▶

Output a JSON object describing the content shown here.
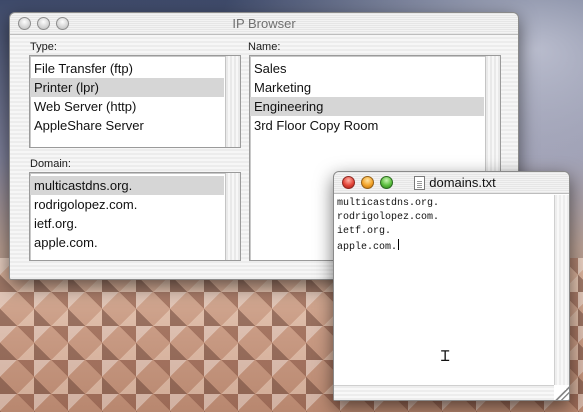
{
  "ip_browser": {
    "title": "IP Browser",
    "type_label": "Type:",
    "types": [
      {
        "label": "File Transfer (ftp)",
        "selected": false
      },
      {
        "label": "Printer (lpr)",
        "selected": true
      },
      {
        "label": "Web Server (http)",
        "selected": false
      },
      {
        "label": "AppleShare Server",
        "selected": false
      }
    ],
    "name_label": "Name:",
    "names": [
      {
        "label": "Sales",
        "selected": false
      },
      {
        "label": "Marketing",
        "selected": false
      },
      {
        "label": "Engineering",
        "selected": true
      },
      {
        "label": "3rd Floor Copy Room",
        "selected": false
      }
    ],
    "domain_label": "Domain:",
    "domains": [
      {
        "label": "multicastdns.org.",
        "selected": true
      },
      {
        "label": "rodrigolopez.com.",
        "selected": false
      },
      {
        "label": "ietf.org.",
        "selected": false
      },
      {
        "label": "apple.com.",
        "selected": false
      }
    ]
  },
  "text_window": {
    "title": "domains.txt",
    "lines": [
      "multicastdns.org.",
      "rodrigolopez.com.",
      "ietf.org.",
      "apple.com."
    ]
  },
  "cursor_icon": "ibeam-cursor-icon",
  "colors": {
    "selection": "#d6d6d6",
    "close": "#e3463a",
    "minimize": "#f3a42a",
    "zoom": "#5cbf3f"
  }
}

◀
▶

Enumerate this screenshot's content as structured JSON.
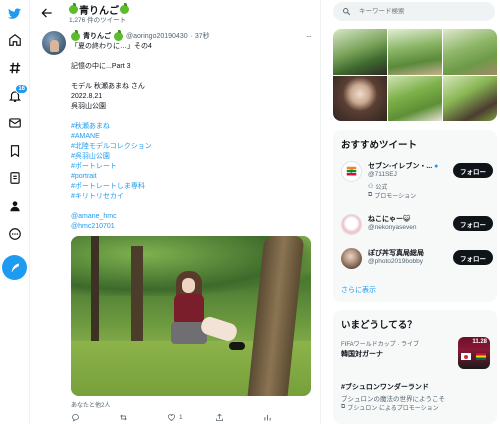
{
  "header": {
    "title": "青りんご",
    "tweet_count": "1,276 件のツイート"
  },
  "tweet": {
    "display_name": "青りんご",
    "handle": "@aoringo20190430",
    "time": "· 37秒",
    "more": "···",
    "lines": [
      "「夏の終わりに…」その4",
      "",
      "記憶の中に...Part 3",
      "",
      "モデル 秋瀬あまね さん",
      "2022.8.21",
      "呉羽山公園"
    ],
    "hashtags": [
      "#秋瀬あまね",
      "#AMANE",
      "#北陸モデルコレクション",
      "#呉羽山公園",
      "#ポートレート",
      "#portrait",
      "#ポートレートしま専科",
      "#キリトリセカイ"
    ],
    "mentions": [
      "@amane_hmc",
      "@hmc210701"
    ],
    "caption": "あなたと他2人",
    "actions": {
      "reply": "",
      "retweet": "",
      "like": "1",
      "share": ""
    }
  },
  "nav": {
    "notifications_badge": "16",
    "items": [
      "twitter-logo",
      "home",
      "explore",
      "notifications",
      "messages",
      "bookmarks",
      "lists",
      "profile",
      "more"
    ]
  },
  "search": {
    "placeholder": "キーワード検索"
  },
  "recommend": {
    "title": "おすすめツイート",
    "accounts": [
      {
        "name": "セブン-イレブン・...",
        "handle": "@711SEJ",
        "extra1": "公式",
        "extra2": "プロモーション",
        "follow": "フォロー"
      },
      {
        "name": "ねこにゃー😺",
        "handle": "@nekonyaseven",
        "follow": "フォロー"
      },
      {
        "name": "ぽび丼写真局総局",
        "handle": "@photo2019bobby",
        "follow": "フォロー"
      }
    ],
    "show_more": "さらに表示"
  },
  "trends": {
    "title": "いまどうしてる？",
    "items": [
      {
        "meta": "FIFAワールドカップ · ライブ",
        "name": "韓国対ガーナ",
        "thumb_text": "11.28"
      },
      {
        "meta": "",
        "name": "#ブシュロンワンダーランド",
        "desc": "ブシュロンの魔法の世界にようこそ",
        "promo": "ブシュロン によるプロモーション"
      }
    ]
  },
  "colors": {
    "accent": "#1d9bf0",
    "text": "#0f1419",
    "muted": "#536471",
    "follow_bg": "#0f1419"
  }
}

◀

- _Task requirements_
Collect every line with the string "rodrigolopez" from the records, and copy each.

- _Exercise output_
        "label": "rodrigolopez.com.",
      "rodrigolopez.com.",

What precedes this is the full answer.